Requirements - Extract the full listing verbatim and drop any pictures from your copy.

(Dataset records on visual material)
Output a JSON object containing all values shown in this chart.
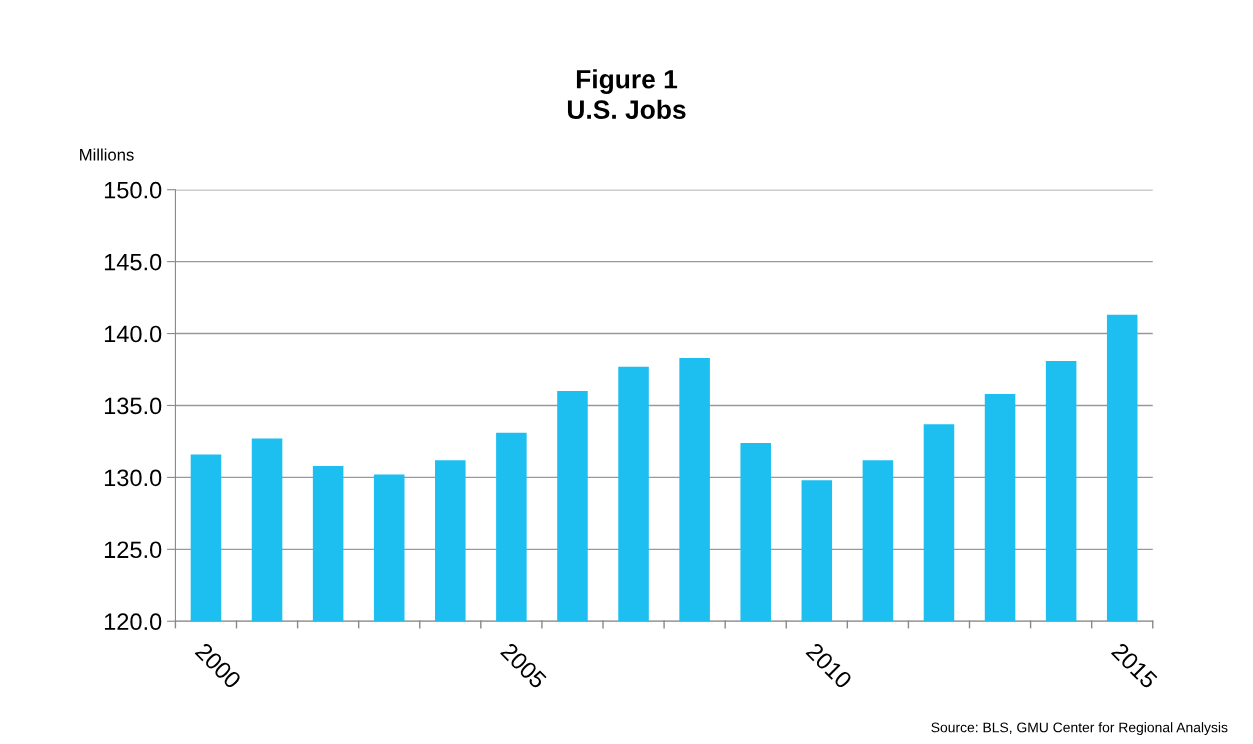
{
  "chart_data": {
    "type": "bar",
    "title": "Figure 1\nU.S. Jobs",
    "ylabel": "Millions",
    "categories": [
      "2000",
      null,
      null,
      null,
      null,
      "2005",
      null,
      null,
      null,
      null,
      "2010",
      null,
      null,
      null,
      null,
      "2015"
    ],
    "values": [
      131.6,
      132.7,
      130.8,
      130.2,
      131.2,
      133.1,
      136.0,
      137.7,
      138.3,
      132.4,
      129.8,
      131.2,
      133.7,
      135.8,
      138.1,
      141.3
    ],
    "color": "#1cbff0",
    "ylim": [
      120,
      150
    ],
    "yticks": [
      {
        "value": 120,
        "label": "120.0"
      },
      {
        "value": 125,
        "label": "125.0"
      },
      {
        "value": 130,
        "label": "130.0"
      },
      {
        "value": 135,
        "label": "135.0"
      },
      {
        "value": 140,
        "label": "140.0"
      },
      {
        "value": 145,
        "label": "145.0"
      },
      {
        "value": 150,
        "label": "150.0"
      }
    ],
    "grid": "y",
    "annotations": [
      "Source: BLS, GMU Center for Regional Analysis"
    ]
  }
}
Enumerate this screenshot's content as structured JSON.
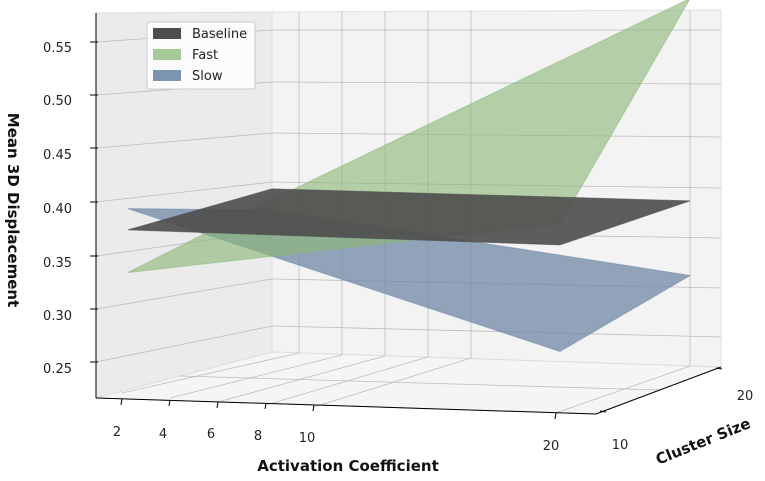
{
  "chart_data": {
    "type": "surface",
    "xlabel": "Activation Coefficient",
    "ylabel": "Cluster Size",
    "zlabel": "Mean 3D Displacement",
    "x_ticks": [
      "2",
      "4",
      "6",
      "8",
      "10",
      "20"
    ],
    "y_ticks": [
      "10",
      "20"
    ],
    "z_ticks": [
      "0.25",
      "0.30",
      "0.35",
      "0.40",
      "0.45",
      "0.50",
      "0.55"
    ],
    "x": [
      2,
      20
    ],
    "y": [
      10,
      20
    ],
    "grid": true,
    "legend_position": "top-left",
    "series": [
      {
        "name": "Baseline",
        "color": "#4d4d4d",
        "opacity": 0.9,
        "z_at_y10": [
          0.38,
          0.38
        ],
        "z_at_y20": [
          0.38,
          0.38
        ]
      },
      {
        "name": "Fast",
        "color": "#8cb878",
        "opacity": 0.62,
        "z_at_y10": [
          0.34,
          0.4
        ],
        "z_at_y20": [
          0.37,
          0.57
        ]
      },
      {
        "name": "Slow",
        "color": "#6f88a6",
        "opacity": 0.75,
        "z_at_y10": [
          0.4,
          0.28
        ],
        "z_at_y20": [
          0.36,
          0.31
        ]
      }
    ]
  }
}
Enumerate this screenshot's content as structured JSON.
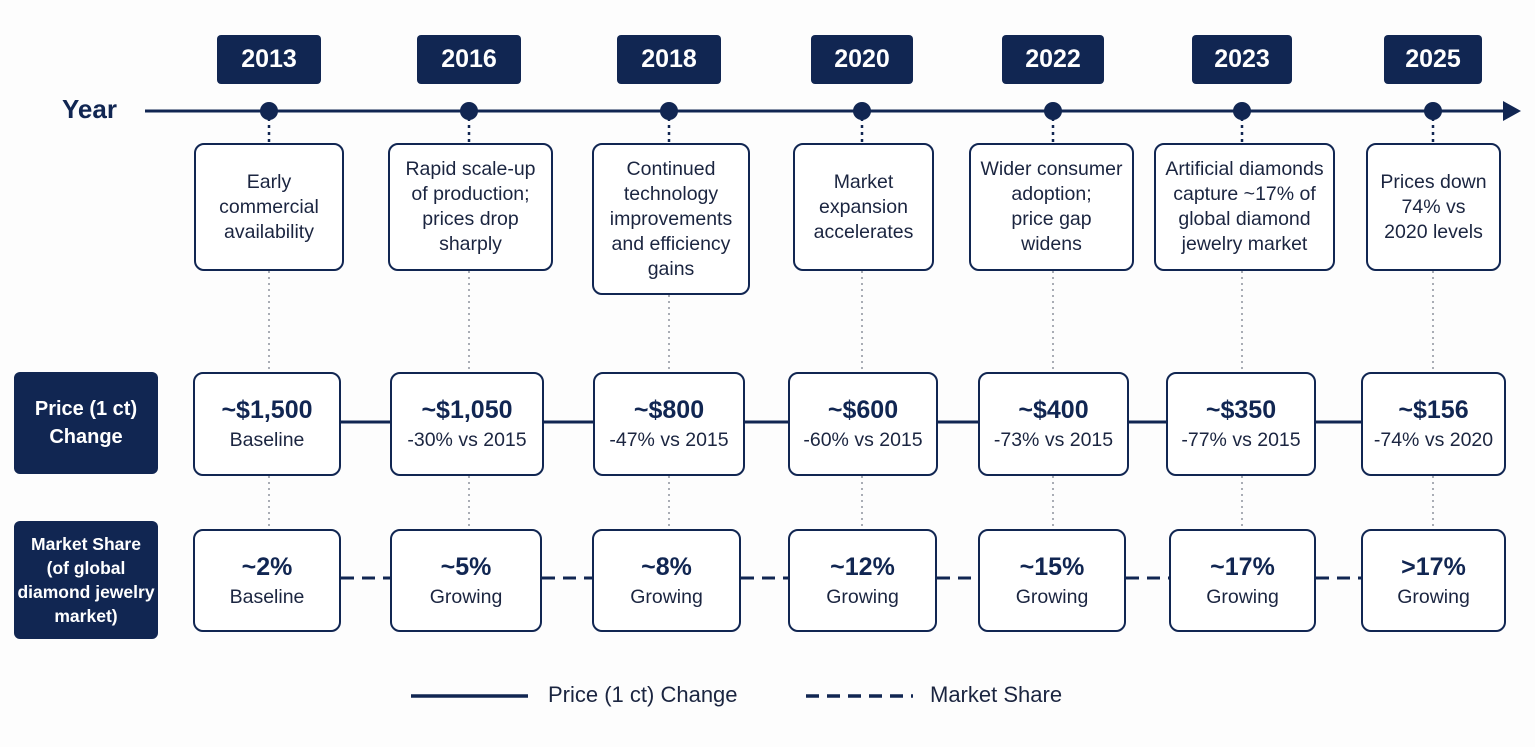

Result of the task -
Output a JSON object containing all values shown in this chart.
{
  "chart_data": {
    "type": "bar",
    "title": "Figure 1\nU.S. Jobs",
    "ylabel": "Millions",
    "categories": [
      "2000",
      null,
      null,
      null,
      null,
      "2005",
      null,
      null,
      null,
      null,
      "2010",
      null,
      null,
      null,
      null,
      "2015"
    ],
    "values": [
      131.6,
      132.7,
      130.8,
      130.2,
      131.2,
      133.1,
      136.0,
      137.7,
      138.3,
      132.4,
      129.8,
      131.2,
      133.7,
      135.8,
      138.1,
      141.3
    ],
    "color": "#1cbff0",
    "ylim": [
      120,
      150
    ],
    "yticks": [
      {
        "value": 120,
        "label": "120.0"
      },
      {
        "value": 125,
        "label": "125.0"
      },
      {
        "value": 130,
        "label": "130.0"
      },
      {
        "value": 135,
        "label": "135.0"
      },
      {
        "value": 140,
        "label": "140.0"
      },
      {
        "value": 145,
        "label": "145.0"
      },
      {
        "value": 150,
        "label": "150.0"
      }
    ],
    "grid": "y",
    "annotations": [
      "Source: BLS, GMU Center for Regional Analysis"
    ]
  }
}
Enumerate this screenshot's content as structured JSON.
{
  "chart_data": {
    "type": "surface",
    "xlabel": "Activation Coefficient",
    "ylabel": "Cluster Size",
    "zlabel": "Mean 3D Displacement",
    "x_ticks": [
      "2",
      "4",
      "6",
      "8",
      "10",
      "20"
    ],
    "y_ticks": [
      "10",
      "20"
    ],
    "z_ticks": [
      "0.25",
      "0.30",
      "0.35",
      "0.40",
      "0.45",
      "0.50",
      "0.55"
    ],
    "x": [
      2,
      20
    ],
    "y": [
      10,
      20
    ],
    "grid": true,
    "legend_position": "top-left",
    "series": [
      {
        "name": "Baseline",
        "color": "#4d4d4d",
        "opacity": 0.9,
        "z_at_y10": [
          0.38,
          0.38
        ],
        "z_at_y20": [
          0.38,
          0.38
        ]
      },
      {
        "name": "Fast",
        "color": "#8cb878",
        "opacity": 0.62,
        "z_at_y10": [
          0.34,
          0.4
        ],
        "z_at_y20": [
          0.37,
          0.57
        ]
      },
      {
        "name": "Slow",
        "color": "#6f88a6",
        "opacity": 0.75,
        "z_at_y10": [
          0.4,
          0.28
        ],
        "z_at_y20": [
          0.36,
          0.31
        ]
      }
    ]
  }
}
Enumerate this screenshot's content as structured JSON.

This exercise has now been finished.